- _DIRECTIONS FOR THIS TASK_
What is the number of lines in the entries that include the word "miles"? Respond with the number only.

Stored data:
[Start]

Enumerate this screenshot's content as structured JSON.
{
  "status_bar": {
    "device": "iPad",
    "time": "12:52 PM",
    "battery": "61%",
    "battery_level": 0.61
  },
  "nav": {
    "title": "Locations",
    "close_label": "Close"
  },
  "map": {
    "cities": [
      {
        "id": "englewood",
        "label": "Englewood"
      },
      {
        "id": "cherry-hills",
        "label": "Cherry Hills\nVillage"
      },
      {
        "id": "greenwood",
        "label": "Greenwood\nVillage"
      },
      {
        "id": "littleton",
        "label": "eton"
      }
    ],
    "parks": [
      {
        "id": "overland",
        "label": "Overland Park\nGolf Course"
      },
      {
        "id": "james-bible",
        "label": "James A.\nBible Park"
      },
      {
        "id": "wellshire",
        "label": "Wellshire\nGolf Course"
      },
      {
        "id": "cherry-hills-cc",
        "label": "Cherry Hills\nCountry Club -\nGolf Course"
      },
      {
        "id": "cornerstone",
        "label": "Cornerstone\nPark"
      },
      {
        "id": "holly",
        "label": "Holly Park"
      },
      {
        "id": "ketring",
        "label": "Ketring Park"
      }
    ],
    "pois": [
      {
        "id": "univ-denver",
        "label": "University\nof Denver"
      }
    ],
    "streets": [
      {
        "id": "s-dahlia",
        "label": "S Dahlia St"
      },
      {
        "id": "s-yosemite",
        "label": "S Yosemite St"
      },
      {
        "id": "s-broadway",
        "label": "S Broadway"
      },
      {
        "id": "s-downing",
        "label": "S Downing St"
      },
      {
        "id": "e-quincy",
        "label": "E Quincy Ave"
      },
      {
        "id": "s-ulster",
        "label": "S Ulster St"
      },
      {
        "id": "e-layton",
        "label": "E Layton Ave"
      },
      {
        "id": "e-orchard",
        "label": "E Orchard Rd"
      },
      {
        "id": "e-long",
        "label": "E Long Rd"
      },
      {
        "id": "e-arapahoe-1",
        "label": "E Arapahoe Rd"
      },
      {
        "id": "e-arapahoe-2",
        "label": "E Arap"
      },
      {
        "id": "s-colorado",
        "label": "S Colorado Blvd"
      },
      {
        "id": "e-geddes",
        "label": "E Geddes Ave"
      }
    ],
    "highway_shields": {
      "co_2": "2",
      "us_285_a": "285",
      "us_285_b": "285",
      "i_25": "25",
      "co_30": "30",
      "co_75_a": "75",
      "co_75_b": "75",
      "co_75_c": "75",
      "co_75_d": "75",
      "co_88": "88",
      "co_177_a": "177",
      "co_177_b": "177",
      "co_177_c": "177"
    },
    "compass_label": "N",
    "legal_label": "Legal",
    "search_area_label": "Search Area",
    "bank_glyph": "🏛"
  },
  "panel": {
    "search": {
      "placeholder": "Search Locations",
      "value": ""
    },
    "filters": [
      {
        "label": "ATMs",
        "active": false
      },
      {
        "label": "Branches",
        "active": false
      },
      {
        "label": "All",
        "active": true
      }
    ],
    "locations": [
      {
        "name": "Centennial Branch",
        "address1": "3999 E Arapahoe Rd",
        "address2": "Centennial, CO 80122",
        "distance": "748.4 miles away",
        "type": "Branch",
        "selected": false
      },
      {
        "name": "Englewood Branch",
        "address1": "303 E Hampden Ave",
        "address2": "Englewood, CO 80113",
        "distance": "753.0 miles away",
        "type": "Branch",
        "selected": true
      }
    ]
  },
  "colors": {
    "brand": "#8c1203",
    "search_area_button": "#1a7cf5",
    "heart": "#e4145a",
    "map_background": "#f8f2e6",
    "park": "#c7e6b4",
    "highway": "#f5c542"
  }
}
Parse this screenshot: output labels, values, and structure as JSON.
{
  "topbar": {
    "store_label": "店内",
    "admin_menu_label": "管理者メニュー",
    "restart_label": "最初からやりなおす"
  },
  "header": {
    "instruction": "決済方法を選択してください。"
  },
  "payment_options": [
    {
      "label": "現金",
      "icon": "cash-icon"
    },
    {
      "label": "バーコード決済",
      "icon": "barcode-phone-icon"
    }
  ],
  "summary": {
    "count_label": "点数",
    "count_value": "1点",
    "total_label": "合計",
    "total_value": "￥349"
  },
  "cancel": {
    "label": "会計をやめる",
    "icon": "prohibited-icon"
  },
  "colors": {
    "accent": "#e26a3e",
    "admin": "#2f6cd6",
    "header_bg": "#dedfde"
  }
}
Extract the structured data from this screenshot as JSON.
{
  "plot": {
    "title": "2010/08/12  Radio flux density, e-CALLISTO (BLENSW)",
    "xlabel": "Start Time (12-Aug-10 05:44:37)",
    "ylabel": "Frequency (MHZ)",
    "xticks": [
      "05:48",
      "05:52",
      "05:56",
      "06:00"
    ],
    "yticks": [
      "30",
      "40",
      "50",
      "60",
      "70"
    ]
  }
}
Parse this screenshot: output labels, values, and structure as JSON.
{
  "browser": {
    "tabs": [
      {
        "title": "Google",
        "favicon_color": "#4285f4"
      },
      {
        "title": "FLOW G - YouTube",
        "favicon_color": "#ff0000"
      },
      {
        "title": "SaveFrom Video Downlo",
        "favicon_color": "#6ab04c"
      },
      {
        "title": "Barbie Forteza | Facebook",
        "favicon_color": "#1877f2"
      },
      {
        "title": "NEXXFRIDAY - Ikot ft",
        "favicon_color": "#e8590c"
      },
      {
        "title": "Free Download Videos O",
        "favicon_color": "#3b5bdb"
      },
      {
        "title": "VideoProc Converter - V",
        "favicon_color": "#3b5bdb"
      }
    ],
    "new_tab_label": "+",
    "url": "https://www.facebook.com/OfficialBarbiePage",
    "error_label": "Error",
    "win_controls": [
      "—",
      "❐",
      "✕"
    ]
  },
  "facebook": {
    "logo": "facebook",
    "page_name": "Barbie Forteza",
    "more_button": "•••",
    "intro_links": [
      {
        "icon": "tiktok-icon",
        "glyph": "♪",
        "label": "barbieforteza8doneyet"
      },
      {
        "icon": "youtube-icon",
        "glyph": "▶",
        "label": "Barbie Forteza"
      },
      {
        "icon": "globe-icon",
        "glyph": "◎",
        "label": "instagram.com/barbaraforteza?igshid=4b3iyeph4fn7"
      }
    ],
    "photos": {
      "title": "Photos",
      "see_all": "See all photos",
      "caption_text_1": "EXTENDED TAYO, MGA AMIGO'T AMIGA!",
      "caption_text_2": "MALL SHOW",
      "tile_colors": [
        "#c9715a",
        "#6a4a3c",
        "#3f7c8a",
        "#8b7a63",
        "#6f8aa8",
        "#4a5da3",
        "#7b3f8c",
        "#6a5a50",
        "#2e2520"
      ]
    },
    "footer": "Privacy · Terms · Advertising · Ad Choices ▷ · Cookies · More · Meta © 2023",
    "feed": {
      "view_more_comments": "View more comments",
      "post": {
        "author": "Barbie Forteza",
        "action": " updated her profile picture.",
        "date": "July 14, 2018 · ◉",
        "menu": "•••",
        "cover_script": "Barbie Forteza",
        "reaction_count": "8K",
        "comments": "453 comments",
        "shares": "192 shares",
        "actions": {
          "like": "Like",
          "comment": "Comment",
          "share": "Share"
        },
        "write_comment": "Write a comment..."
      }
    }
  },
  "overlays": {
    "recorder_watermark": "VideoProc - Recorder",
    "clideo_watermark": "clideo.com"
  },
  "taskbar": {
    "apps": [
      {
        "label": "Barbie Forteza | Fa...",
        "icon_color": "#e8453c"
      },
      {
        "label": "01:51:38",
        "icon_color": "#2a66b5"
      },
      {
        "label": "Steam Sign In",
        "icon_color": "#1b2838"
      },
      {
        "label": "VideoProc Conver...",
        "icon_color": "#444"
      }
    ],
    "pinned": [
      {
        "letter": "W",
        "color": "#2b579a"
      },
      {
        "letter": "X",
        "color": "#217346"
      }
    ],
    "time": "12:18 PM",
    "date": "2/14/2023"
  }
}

[End]

- _SOLUTION TO THIS PROBLEM_
2